### STATED PROBLEM
Examine each line of the data. Copy those that contain the string "nhất".

### MATERIAL SHOWN

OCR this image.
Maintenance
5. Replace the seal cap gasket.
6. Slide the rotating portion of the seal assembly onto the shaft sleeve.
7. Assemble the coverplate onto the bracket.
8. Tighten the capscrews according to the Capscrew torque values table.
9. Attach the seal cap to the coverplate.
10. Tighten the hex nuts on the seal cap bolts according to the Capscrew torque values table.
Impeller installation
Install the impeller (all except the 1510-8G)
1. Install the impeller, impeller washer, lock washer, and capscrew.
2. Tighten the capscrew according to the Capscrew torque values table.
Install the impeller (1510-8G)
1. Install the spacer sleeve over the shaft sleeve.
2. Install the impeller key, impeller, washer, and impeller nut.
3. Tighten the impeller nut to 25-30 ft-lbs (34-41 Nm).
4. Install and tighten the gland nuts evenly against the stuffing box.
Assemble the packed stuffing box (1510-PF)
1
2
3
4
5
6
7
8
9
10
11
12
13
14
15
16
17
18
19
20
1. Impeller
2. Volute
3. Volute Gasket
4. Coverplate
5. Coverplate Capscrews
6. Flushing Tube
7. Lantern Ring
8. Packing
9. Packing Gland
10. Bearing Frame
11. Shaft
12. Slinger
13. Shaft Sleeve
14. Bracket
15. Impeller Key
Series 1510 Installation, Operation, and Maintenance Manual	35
==
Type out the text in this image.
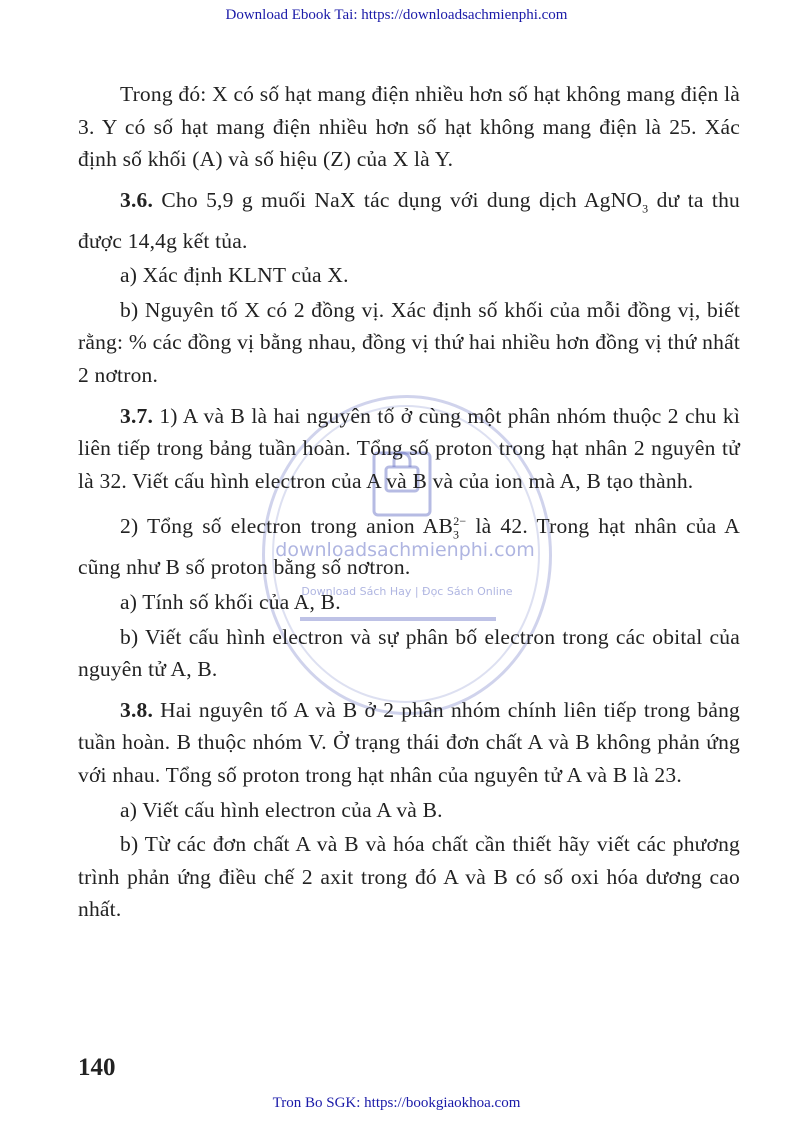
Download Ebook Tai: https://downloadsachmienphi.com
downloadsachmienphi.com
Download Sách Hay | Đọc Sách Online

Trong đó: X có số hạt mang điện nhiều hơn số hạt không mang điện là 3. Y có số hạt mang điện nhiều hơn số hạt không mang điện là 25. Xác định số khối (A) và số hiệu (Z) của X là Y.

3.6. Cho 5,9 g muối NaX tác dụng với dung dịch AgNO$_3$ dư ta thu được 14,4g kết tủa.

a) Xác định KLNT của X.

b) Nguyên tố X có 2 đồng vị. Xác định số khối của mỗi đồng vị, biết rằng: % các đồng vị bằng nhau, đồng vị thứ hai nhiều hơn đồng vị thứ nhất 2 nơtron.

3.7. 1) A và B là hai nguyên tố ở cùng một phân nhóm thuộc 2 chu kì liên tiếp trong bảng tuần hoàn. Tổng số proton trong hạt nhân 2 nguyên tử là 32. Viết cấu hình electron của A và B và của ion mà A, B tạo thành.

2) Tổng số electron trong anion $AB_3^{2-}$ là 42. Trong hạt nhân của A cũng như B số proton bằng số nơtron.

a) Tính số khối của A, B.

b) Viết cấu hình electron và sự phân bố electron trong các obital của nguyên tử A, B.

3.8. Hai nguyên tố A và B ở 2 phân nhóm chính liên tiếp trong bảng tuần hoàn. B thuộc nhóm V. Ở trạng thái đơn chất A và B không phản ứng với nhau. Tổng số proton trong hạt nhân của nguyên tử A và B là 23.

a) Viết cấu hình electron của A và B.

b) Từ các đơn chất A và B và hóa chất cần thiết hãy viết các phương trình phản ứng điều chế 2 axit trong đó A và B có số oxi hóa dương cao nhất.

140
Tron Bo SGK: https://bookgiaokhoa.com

### EXERCISE RESPONSE
b) Nguyên tố X có 2 đồng vị. Xác định số khối của mỗi đồng vị, biết rằng: % các đồng vị bằng nhau, đồng vị thứ hai nhiều hơn đồng vị thứ nhất 2 nơtron.
b) Từ các đơn chất A và B và hóa chất cần thiết hãy viết các phương trình phản ứng điều chế 2 axit trong đó A và B có số oxi hóa dương cao nhất.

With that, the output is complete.